Only the pictures stay out; every record is to be quoted exactly.
++++ EXCERPTED DATA ++++
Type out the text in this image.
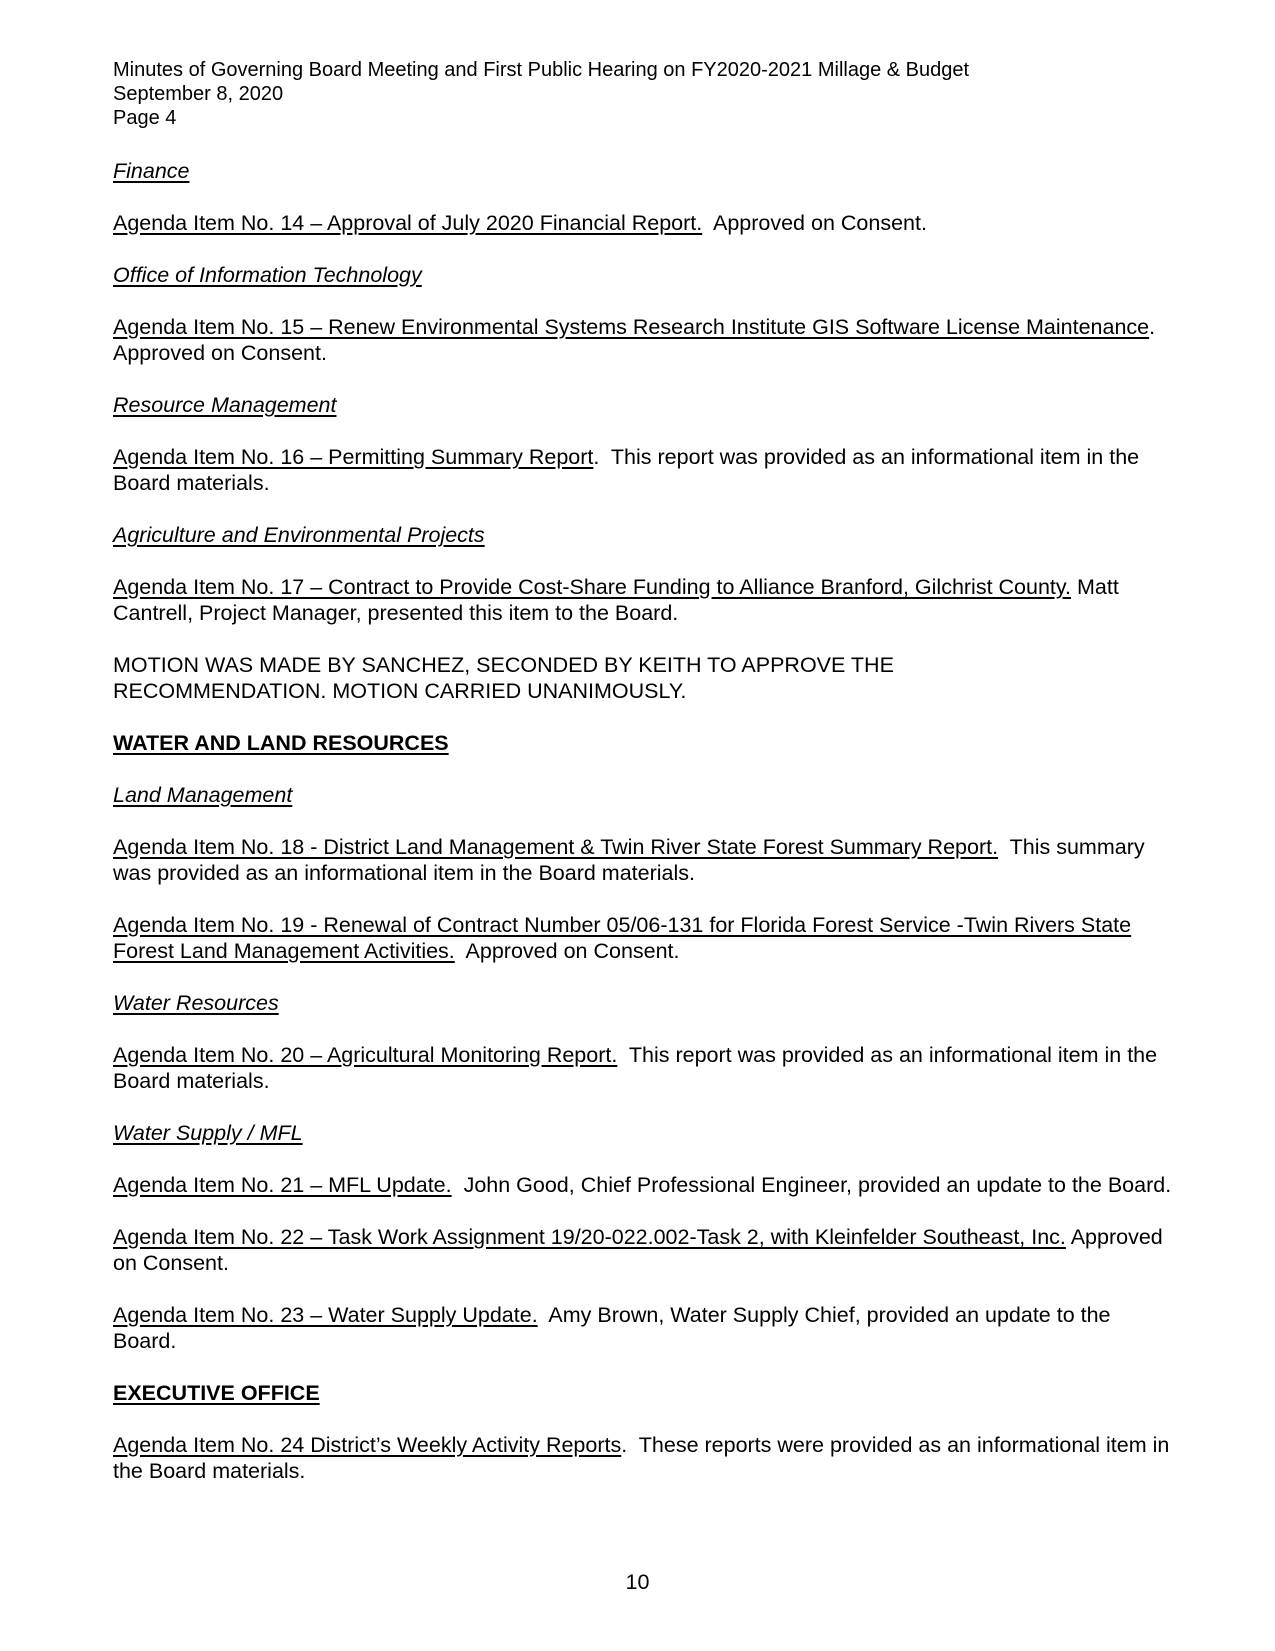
Minutes of Governing Board Meeting and First Public Hearing on FY2020-2021 Millage & Budget
September 8, 2020
Page 4
Finance

Agenda Item No. 14 – Approval of July 2020 Financial Report.  Approved on Consent.

Office of Information Technology

Agenda Item No. 15 – Renew Environmental Systems Research Institute GIS Software License Maintenance.  Approved on Consent.

Resource Management

Agenda Item No. 16 – Permitting Summary Report.  This report was provided as an informational item in the Board materials.

Agriculture and Environmental Projects

Agenda Item No. 17 – Contract to Provide Cost-Share Funding to Alliance Branford, Gilchrist County. Matt Cantrell, Project Manager, presented this item to the Board.

MOTION WAS MADE BY SANCHEZ, SECONDED BY KEITH TO APPROVE THE RECOMMENDATION. MOTION CARRIED UNANIMOUSLY.

WATER AND LAND RESOURCES
Land Management

Agenda Item No. 18 - District Land Management & Twin River State Forest Summary Report.  This summary was provided as an informational item in the Board materials.

Agenda Item No. 19 - Renewal of Contract Number 05/06-131 for Florida Forest Service -Twin Rivers State Forest Land Management Activities.  Approved on Consent.

Water Resources

Agenda Item No. 20 – Agricultural Monitoring Report.  This report was provided as an informational item in the Board materials.

Water Supply / MFL

Agenda Item No. 21 – MFL Update.  John Good, Chief Professional Engineer, provided an update to the Board.

Agenda Item No. 22 – Task Work Assignment 19/20-022.002-Task 2, with Kleinfelder Southeast, Inc. Approved on Consent.

Agenda Item No. 23 – Water Supply Update.  Amy Brown, Water Supply Chief, provided an update to the Board.

EXECUTIVE OFFICE

Agenda Item No. 24 District’s Weekly Activity Reports.  These reports were provided as an informational item in the Board materials.

10
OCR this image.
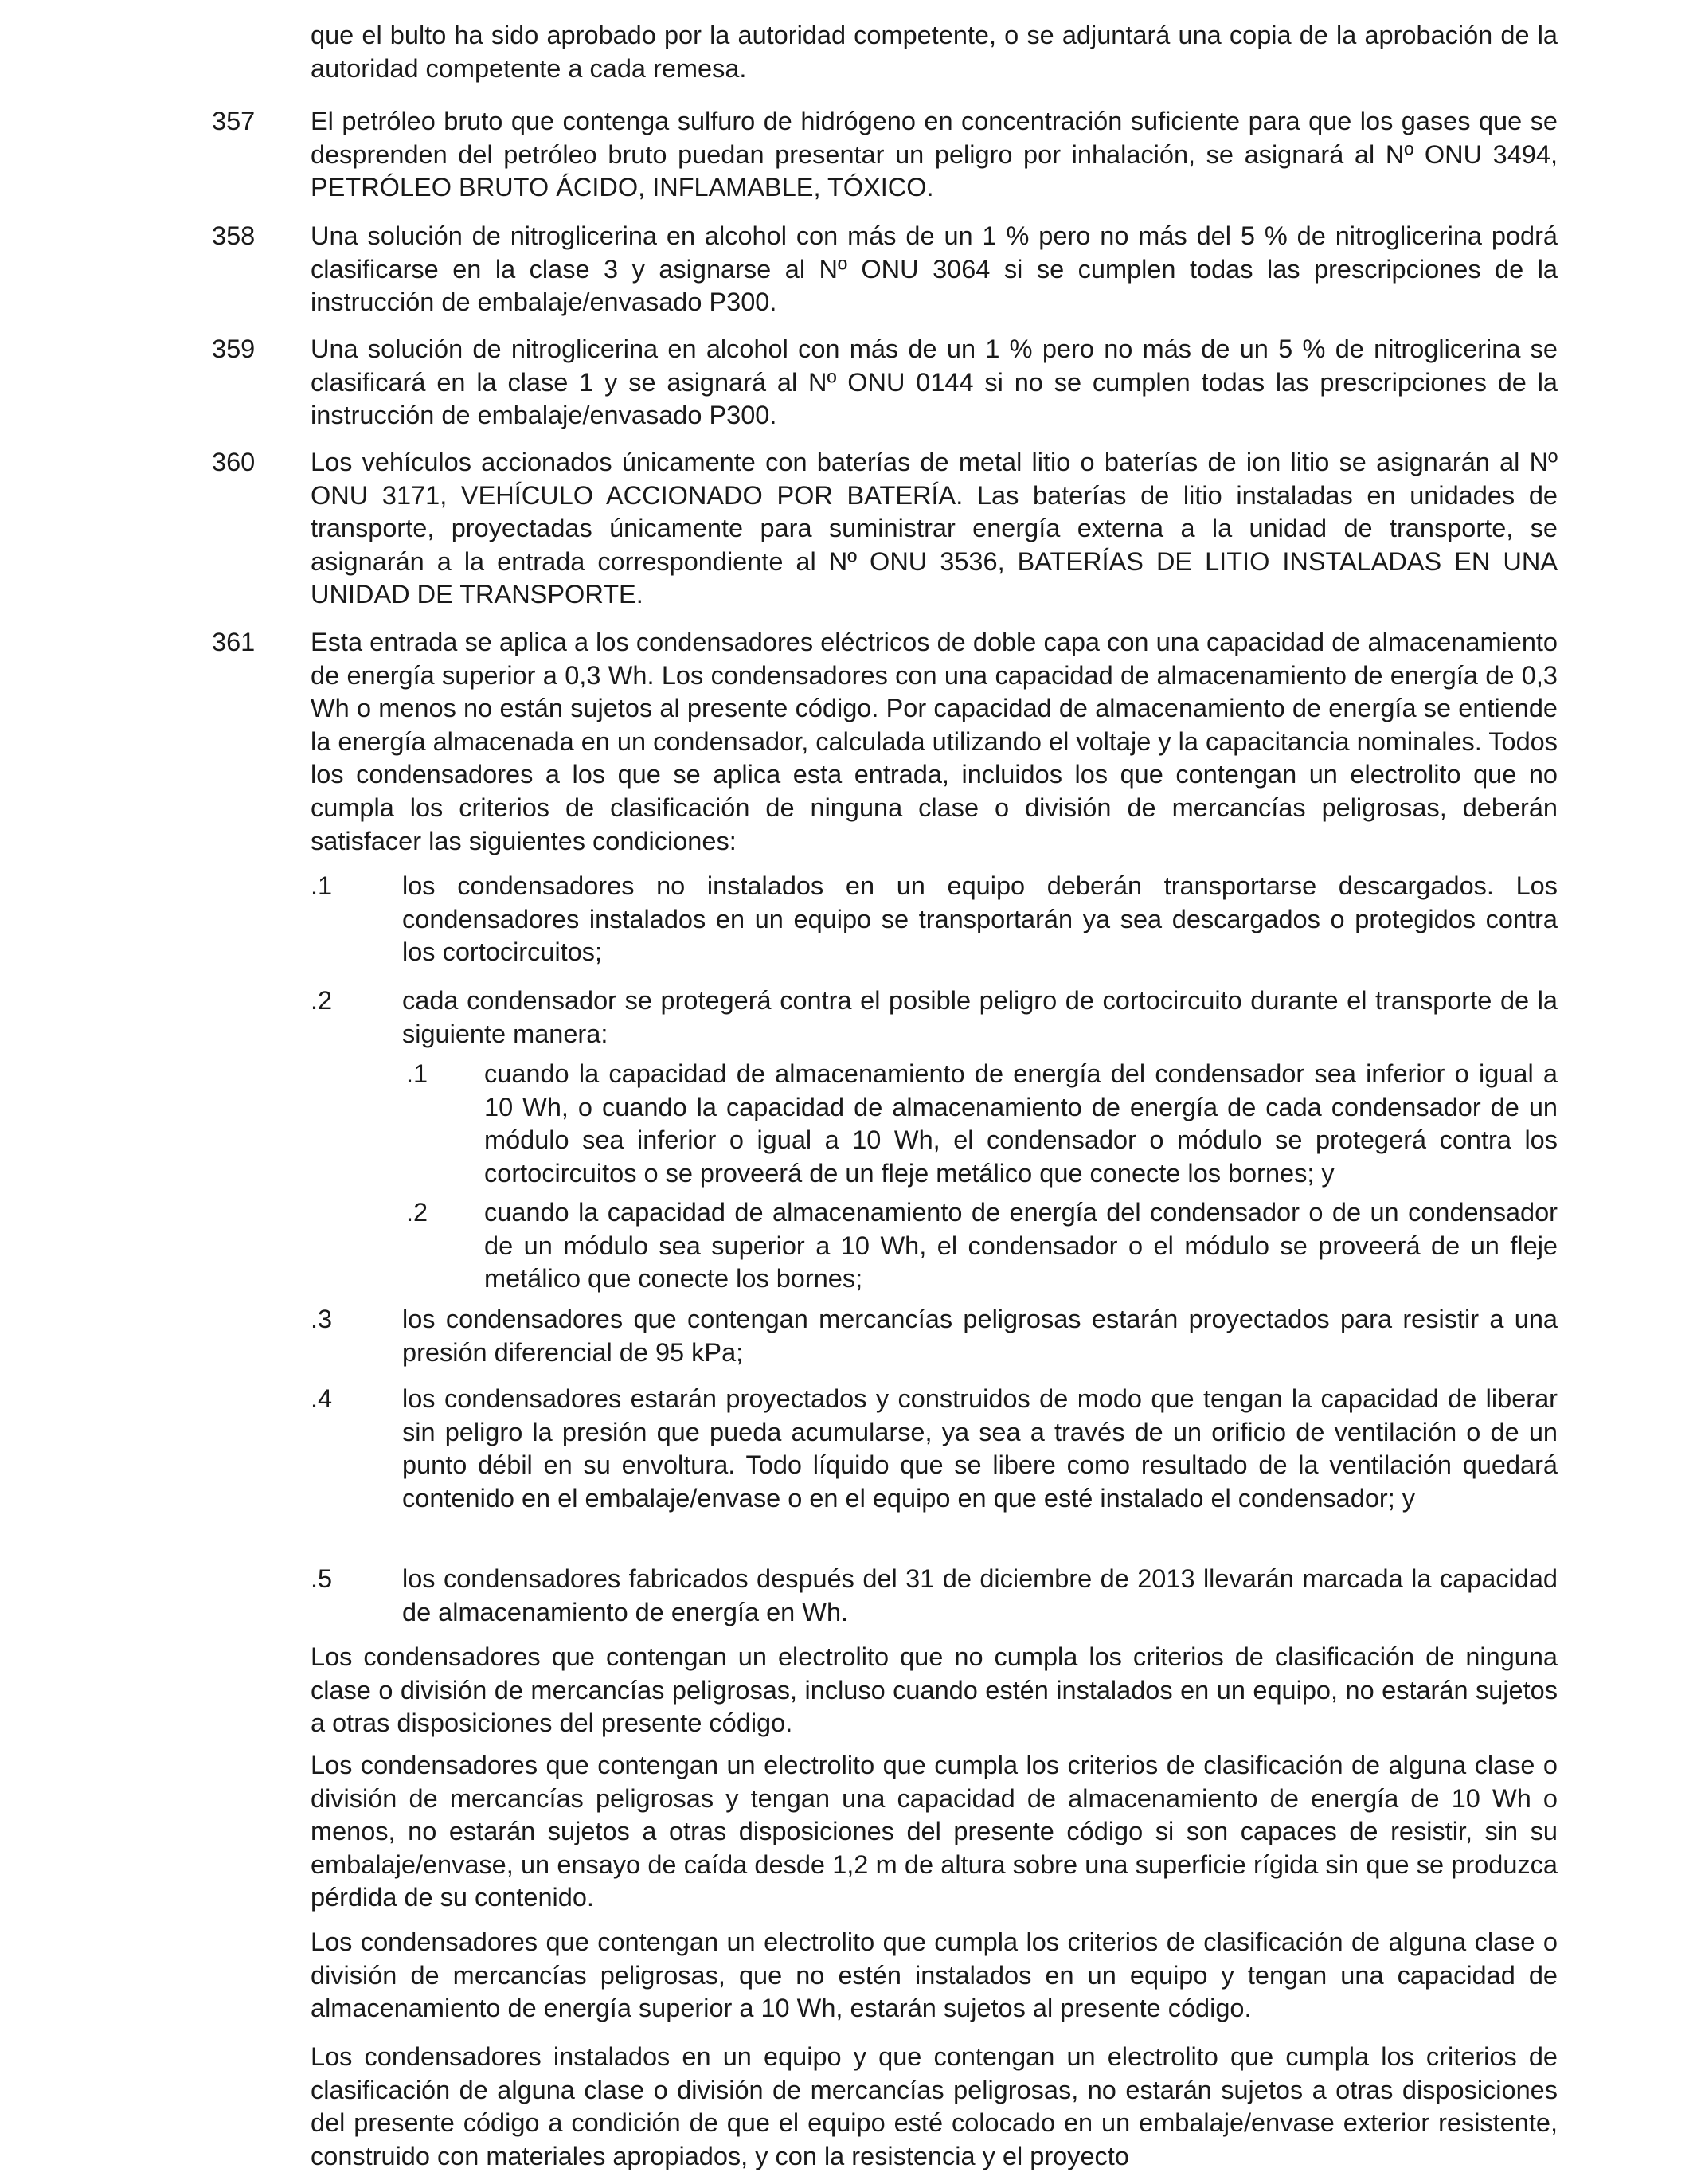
que el bulto ha sido aprobado por la autoridad competente, o se adjuntará una copia de la aprobación de la autoridad competente a cada remesa.

357	El petróleo bruto que contenga sulfuro de hidrógeno en concentración suficiente para que los gases que se desprenden del petróleo bruto puedan presentar un peligro por inhalación, se asignará al Nº ONU 3494, PETRÓLEO BRUTO ÁCIDO, INFLAMABLE, TÓXICO.

358	Una solución de nitroglicerina en alcohol con más de un 1 % pero no más del 5 % de nitroglicerina podrá clasificarse en la clase 3 y asignarse al Nº ONU 3064 si se cumplen todas las prescripciones de la instrucción de embalaje/envasado P300.

359	Una solución de nitroglicerina en alcohol con más de un 1 % pero no más de un 5 % de nitroglicerina se clasificará en la clase 1 y se asignará al Nº ONU 0144 si no se cumplen todas las prescripciones de la instrucción de embalaje/envasado P300.

360	Los vehículos accionados únicamente con baterías de metal litio o baterías de ion litio se asignarán al Nº ONU 3171, VEHÍCULO ACCIONADO POR BATERÍA. Las baterías de litio instaladas en unidades de transporte, proyectadas únicamente para suministrar energía externa a la unidad de transporte, se asignarán a la entrada correspondiente al Nº ONU 3536, BATERÍAS DE LITIO INSTALADAS EN UNA UNIDAD DE TRANSPORTE.

361	Esta entrada se aplica a los condensadores eléctricos de doble capa con una capacidad de almacenamiento de energía superior a 0,3 Wh. Los condensadores con una capacidad de almacenamiento de energía de 0,3 Wh o menos no están sujetos al presente código. Por capacidad de almacenamiento de energía se entiende la energía almacenada en un condensador, calculada utilizando el voltaje y la capacitancia nominales. Todos los condensadores a los que se aplica esta entrada, incluidos los que contengan un electrolito que no cumpla los criterios de clasificación de ninguna clase o división de mercancías peligrosas, deberán satisfacer las siguientes condiciones:

.1	los condensadores no instalados en un equipo deberán transportarse descargados. Los condensadores instalados en un equipo se transportarán ya sea descargados o protegidos contra los cortocircuitos;

.2	cada condensador se protegerá contra el posible peligro de cortocircuito durante el transporte de la siguiente manera:

.1	cuando la capacidad de almacenamiento de energía del condensador sea inferior o igual a 10 Wh, o cuando la capacidad de almacenamiento de energía de cada condensador de un módulo sea inferior o igual a 10 Wh, el condensador o módulo se protegerá contra los cortocircuitos o se proveerá de un fleje metálico que conecte los bornes; y

.2	cuando la capacidad de almacenamiento de energía del condensador o de un condensador de un módulo sea superior a 10 Wh, el condensador o el módulo se proveerá de un fleje metálico que conecte los bornes;

.3	los condensadores que contengan mercancías peligrosas estarán proyectados para resistir a una presión diferencial de 95 kPa;

.4	los condensadores estarán proyectados y construidos de modo que tengan la capacidad de liberar sin peligro la presión que pueda acumularse, ya sea a través de un orificio de ventilación o de un punto débil en su envoltura. Todo líquido que se libere como resultado de la ventilación quedará contenido en el embalaje/envase o en el equipo en que esté instalado el condensador; y

.5	los condensadores fabricados después del 31 de diciembre de 2013 llevarán marcada la capacidad de almacenamiento de energía en Wh.

Los condensadores que contengan un electrolito que no cumpla los criterios de clasificación de ninguna clase o división de mercancías peligrosas, incluso cuando estén instalados en un equipo, no estarán sujetos a otras disposiciones del presente código.

Los condensadores que contengan un electrolito que cumpla los criterios de clasificación de alguna clase o división de mercancías peligrosas y tengan una capacidad de almacenamiento de energía de 10 Wh o menos, no estarán sujetos a otras disposiciones del presente código si son capaces de resistir, sin su embalaje/envase, un ensayo de caída desde 1,2 m de altura sobre una superficie rígida sin que se produzca pérdida de su contenido.

Los condensadores que contengan un electrolito que cumpla los criterios de clasificación de alguna clase o división de mercancías peligrosas, que no estén instalados en un equipo y tengan una capacidad de almacenamiento de energía superior a 10 Wh, estarán sujetos al presente código.

Los condensadores instalados en un equipo y que contengan un electrolito que cumpla los criterios de clasificación de alguna clase o división de mercancías peligrosas, no estarán sujetos a otras disposiciones del presente código a condición de que el equipo esté colocado en un embalaje/envase exterior resistente, construido con materiales apropiados, y con la resistencia y el proyecto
++++
REPLY TO THE EXERCISE>
Type out the text in this image.
Minutes of Governing Board Meeting and First Public Hearing on FY2020-2021 Millage & Budget
September 8, 2020
Page 4
Finance

Agenda Item No. 14 – Approval of July 2020 Financial Report.  Approved on Consent.

Office of Information Technology

Agenda Item No. 15 – Renew Environmental Systems Research Institute GIS Software License Maintenance.  Approved on Consent.

Resource Management

Agenda Item No. 16 – Permitting Summary Report.  This report was provided as an informational item in the Board materials.

Agriculture and Environmental Projects

Agenda Item No. 17 – Contract to Provide Cost-Share Funding to Alliance Branford, Gilchrist County. Matt Cantrell, Project Manager, presented this item to the Board.

MOTION WAS MADE BY SANCHEZ, SECONDED BY KEITH TO APPROVE THE RECOMMENDATION. MOTION CARRIED UNANIMOUSLY.

WATER AND LAND RESOURCES
Land Management

Agenda Item No. 18 - District Land Management & Twin River State Forest Summary Report.  This summary was provided as an informational item in the Board materials.

Agenda Item No. 19 - Renewal of Contract Number 05/06-131 for Florida Forest Service -Twin Rivers State Forest Land Management Activities.  Approved on Consent.

Water Resources

Agenda Item No. 20 – Agricultural Monitoring Report.  This report was provided as an informational item in the Board materials.

Water Supply / MFL

Agenda Item No. 21 – MFL Update.  John Good, Chief Professional Engineer, provided an update to the Board.

Agenda Item No. 22 – Task Work Assignment 19/20-022.002-Task 2, with Kleinfelder Southeast, Inc. Approved on Consent.

Agenda Item No. 23 – Water Supply Update.  Amy Brown, Water Supply Chief, provided an update to the Board.

EXECUTIVE OFFICE

Agenda Item No. 24 District’s Weekly Activity Reports.  These reports were provided as an informational item in the Board materials.

10
OCR this image.
que el bulto ha sido aprobado por la autoridad competente, o se adjuntará una copia de la aprobación de la autoridad competente a cada remesa.

357	El petróleo bruto que contenga sulfuro de hidrógeno en concentración suficiente para que los gases que se desprenden del petróleo bruto puedan presentar un peligro por inhalación, se asignará al Nº ONU 3494, PETRÓLEO BRUTO ÁCIDO, INFLAMABLE, TÓXICO.

358	Una solución de nitroglicerina en alcohol con más de un 1 % pero no más del 5 % de nitroglicerina podrá clasificarse en la clase 3 y asignarse al Nº ONU 3064 si se cumplen todas las prescripciones de la instrucción de embalaje/envasado P300.

359	Una solución de nitroglicerina en alcohol con más de un 1 % pero no más de un 5 % de nitroglicerina se clasificará en la clase 1 y se asignará al Nº ONU 0144 si no se cumplen todas las prescripciones de la instrucción de embalaje/envasado P300.

360	Los vehículos accionados únicamente con baterías de metal litio o baterías de ion litio se asignarán al Nº ONU 3171, VEHÍCULO ACCIONADO POR BATERÍA. Las baterías de litio instaladas en unidades de transporte, proyectadas únicamente para suministrar energía externa a la unidad de transporte, se asignarán a la entrada correspondiente al Nº ONU 3536, BATERÍAS DE LITIO INSTALADAS EN UNA UNIDAD DE TRANSPORTE.

361	Esta entrada se aplica a los condensadores eléctricos de doble capa con una capacidad de almacenamiento de energía superior a 0,3 Wh. Los condensadores con una capacidad de almacenamiento de energía de 0,3 Wh o menos no están sujetos al presente código. Por capacidad de almacenamiento de energía se entiende la energía almacenada en un condensador, calculada utilizando el voltaje y la capacitancia nominales. Todos los condensadores a los que se aplica esta entrada, incluidos los que contengan un electrolito que no cumpla los criterios de clasificación de ninguna clase o división de mercancías peligrosas, deberán satisfacer las siguientes condiciones:

.1	los condensadores no instalados en un equipo deberán transportarse descargados. Los condensadores instalados en un equipo se transportarán ya sea descargados o protegidos contra los cortocircuitos;

.2	cada condensador se protegerá contra el posible peligro de cortocircuito durante el transporte de la siguiente manera:

.1	cuando la capacidad de almacenamiento de energía del condensador sea inferior o igual a 10 Wh, o cuando la capacidad de almacenamiento de energía de cada condensador de un módulo sea inferior o igual a 10 Wh, el condensador o módulo se protegerá contra los cortocircuitos o se proveerá de un fleje metálico que conecte los bornes; y

.2	cuando la capacidad de almacenamiento de energía del condensador o de un condensador de un módulo sea superior a 10 Wh, el condensador o el módulo se proveerá de un fleje metálico que conecte los bornes;

.3	los condensadores que contengan mercancías peligrosas estarán proyectados para resistir a una presión diferencial de 95 kPa;

.4	los condensadores estarán proyectados y construidos de modo que tengan la capacidad de liberar sin peligro la presión que pueda acumularse, ya sea a través de un orificio de ventilación o de un punto débil en su envoltura. Todo líquido que se libere como resultado de la ventilación quedará contenido en el embalaje/envase o en el equipo en que esté instalado el condensador; y

.5	los condensadores fabricados después del 31 de diciembre de 2013 llevarán marcada la capacidad de almacenamiento de energía en Wh.

Los condensadores que contengan un electrolito que no cumpla los criterios de clasificación de ninguna clase o división de mercancías peligrosas, incluso cuando estén instalados en un equipo, no estarán sujetos a otras disposiciones del presente código.

Los condensadores que contengan un electrolito que cumpla los criterios de clasificación de alguna clase o división de mercancías peligrosas y tengan una capacidad de almacenamiento de energía de 10 Wh o menos, no estarán sujetos a otras disposiciones del presente código si son capaces de resistir, sin su embalaje/envase, un ensayo de caída desde 1,2 m de altura sobre una superficie rígida sin que se produzca pérdida de su contenido.

Los condensadores que contengan un electrolito que cumpla los criterios de clasificación de alguna clase o división de mercancías peligrosas, que no estén instalados en un equipo y tengan una capacidad de almacenamiento de energía superior a 10 Wh, estarán sujetos al presente código.

Los condensadores instalados en un equipo y que contengan un electrolito que cumpla los criterios de clasificación de alguna clase o división de mercancías peligrosas, no estarán sujetos a otras disposiciones del presente código a condición de que el equipo esté colocado en un embalaje/envase exterior resistente, construido con materiales apropiados, y con la resistencia y el proyecto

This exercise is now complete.